begin Given records

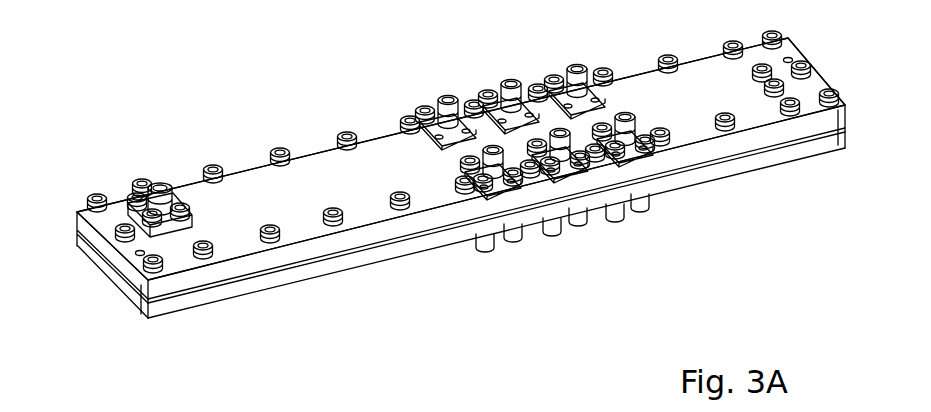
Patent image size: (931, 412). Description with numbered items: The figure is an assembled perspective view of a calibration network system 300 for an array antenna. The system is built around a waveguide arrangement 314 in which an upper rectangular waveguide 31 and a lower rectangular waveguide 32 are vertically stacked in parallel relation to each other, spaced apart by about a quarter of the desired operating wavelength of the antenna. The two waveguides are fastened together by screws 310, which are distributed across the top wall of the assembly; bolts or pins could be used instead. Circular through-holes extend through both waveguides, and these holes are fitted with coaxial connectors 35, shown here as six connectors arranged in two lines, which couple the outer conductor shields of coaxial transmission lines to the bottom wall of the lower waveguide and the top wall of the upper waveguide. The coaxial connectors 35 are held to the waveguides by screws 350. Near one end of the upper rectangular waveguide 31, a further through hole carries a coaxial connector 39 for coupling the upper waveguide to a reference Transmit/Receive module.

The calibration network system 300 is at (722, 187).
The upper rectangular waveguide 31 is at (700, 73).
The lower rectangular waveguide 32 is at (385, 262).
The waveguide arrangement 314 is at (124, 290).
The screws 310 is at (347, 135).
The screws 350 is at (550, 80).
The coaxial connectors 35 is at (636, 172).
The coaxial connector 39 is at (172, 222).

end Given records
begin Given records

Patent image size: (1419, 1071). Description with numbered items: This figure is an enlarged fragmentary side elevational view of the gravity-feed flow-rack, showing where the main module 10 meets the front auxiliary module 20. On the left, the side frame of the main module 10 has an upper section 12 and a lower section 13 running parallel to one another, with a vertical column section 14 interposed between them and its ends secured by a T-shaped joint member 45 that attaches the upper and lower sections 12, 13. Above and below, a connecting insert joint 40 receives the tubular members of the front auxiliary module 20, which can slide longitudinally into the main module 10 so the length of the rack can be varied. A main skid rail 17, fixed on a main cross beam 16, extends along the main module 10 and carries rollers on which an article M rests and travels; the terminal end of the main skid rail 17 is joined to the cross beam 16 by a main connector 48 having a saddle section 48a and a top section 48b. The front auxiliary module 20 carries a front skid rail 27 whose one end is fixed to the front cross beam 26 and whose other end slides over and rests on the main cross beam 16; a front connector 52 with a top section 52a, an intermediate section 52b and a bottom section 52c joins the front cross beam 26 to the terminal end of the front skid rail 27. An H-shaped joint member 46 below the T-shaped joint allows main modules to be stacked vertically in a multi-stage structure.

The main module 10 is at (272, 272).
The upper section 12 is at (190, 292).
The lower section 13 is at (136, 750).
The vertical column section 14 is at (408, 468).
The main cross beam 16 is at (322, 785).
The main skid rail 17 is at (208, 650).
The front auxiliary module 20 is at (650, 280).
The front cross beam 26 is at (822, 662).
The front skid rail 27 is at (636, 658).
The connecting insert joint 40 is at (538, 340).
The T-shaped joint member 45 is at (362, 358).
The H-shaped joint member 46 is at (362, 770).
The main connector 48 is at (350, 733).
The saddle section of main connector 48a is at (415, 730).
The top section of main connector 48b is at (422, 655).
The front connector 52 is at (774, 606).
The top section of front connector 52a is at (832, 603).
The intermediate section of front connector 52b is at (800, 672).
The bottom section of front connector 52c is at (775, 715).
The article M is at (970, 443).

end Given records
begin Given records

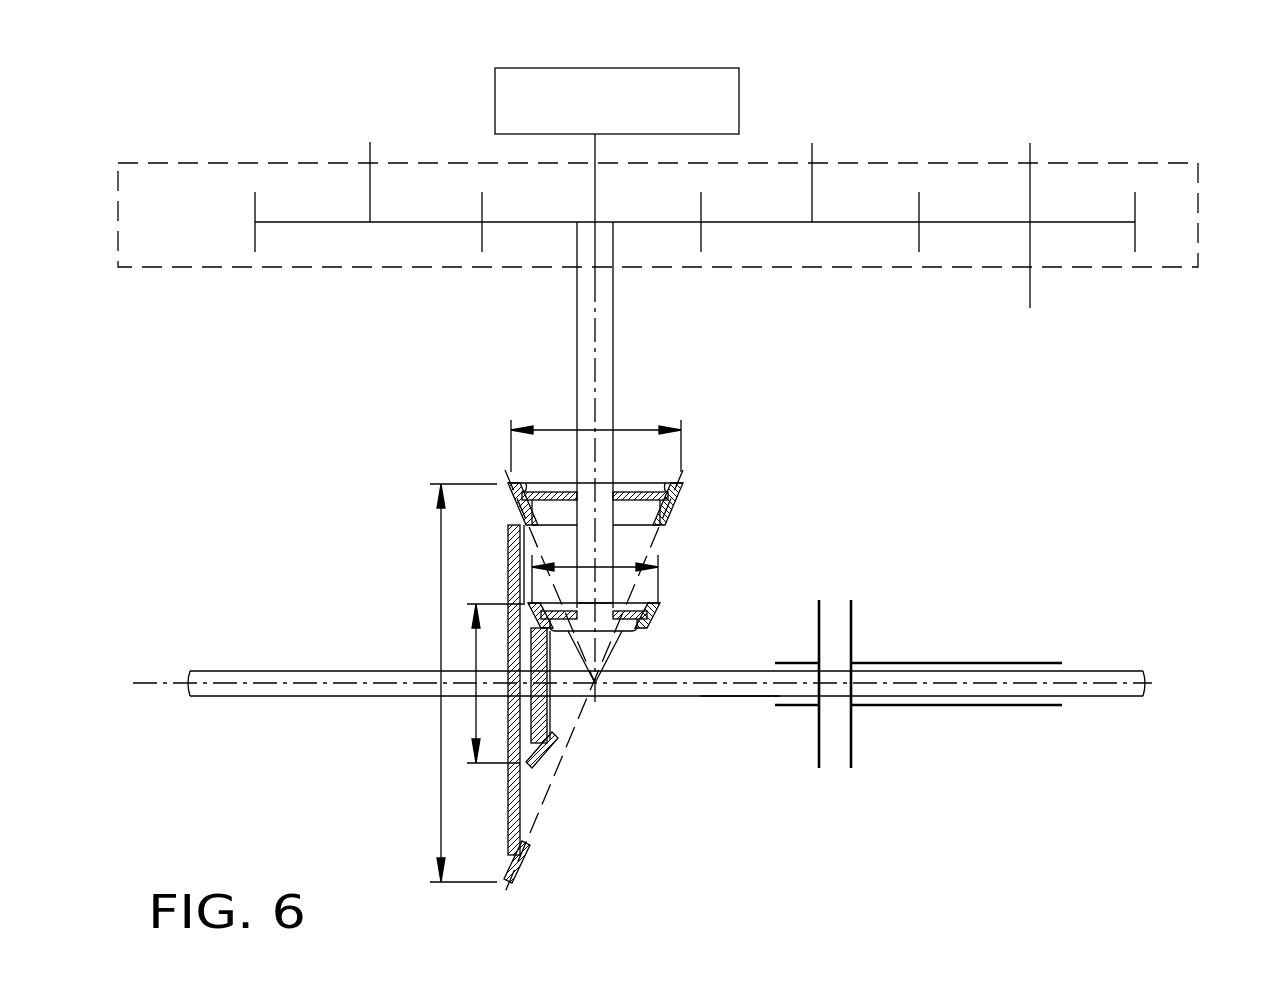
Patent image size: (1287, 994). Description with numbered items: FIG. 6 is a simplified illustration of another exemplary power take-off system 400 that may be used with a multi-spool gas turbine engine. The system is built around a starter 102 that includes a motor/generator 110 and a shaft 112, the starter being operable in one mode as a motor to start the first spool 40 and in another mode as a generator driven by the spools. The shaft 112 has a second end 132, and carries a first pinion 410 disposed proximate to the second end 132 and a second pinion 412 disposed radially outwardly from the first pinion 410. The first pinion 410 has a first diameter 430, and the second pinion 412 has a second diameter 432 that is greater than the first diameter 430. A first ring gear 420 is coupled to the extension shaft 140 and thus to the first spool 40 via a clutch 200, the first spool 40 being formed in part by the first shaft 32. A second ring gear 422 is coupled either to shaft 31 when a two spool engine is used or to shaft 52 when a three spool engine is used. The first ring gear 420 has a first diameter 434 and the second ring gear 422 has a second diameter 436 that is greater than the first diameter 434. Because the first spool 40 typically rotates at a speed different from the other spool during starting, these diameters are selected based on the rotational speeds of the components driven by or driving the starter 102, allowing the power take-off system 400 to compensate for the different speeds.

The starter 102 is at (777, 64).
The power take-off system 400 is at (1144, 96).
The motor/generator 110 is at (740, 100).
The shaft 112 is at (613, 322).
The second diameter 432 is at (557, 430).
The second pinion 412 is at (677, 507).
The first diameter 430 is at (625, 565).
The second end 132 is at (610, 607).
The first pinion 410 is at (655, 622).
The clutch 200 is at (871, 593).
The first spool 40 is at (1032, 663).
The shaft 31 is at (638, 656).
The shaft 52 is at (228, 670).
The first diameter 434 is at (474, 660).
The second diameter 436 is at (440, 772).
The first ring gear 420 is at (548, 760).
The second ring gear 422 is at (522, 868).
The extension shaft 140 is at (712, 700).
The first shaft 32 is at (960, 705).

end Given records

◆ Problem to work on
Can you transcribe, word for word, every line from the one containing "Patent image size: (1287, 994)." through the one containing "The first shaft 32 is at (960, 705).", with both of those lines included?

◆ Exercise solution
Patent image size: (1287, 994). Description with numbered items: FIG. 6 is a simplified illustration of another exemplary power take-off system 400 that may be used with a multi-spool gas turbine engine. The system is built around a starter 102 that includes a motor/generator 110 and a shaft 112, the starter being operable in one mode as a motor to start the first spool 40 and in another mode as a generator driven by the spools. The shaft 112 has a second end 132, and carries a first pinion 410 disposed proximate to the second end 132 and a second pinion 412 disposed radially outwardly from the first pinion 410. The first pinion 410 has a first diameter 430, and the second pinion 412 has a second diameter 432 that is greater than the first diameter 430. A first ring gear 420 is coupled to the extension shaft 140 and thus to the first spool 40 via a clutch 200, the first spool 40 being formed in part by the first shaft 32. A second ring gear 422 is coupled either to shaft 31 when a two spool engine is used or to shaft 52 when a three spool engine is used. The first ring gear 420 has a first diameter 434 and the second ring gear 422 has a second diameter 436 that is greater than the first diameter 434. Because the first spool 40 typically rotates at a speed different from the other spool during starting, these diameters are selected based on the rotational speeds of the components driven by or driving the starter 102, allowing the power take-off system 400 to compensate for the different speeds.

The starter 102 is at (777, 64).
The power take-off system 400 is at (1144, 96).
The motor/generator 110 is at (740, 100).
The shaft 112 is at (613, 322).
The second diameter 432 is at (557, 430).
The second pinion 412 is at (677, 507).
The first diameter 430 is at (625, 565).
The second end 132 is at (610, 607).
The first pinion 410 is at (655, 622).
The clutch 200 is at (871, 593).
The first spool 40 is at (1032, 663).
The shaft 31 is at (638, 656).
The shaft 52 is at (228, 670).
The first diameter 434 is at (474, 660).
The second diameter 436 is at (440, 772).
The first ring gear 420 is at (548, 760).
The second ring gear 422 is at (522, 868).
The extension shaft 140 is at (712, 700).
The first shaft 32 is at (960, 705).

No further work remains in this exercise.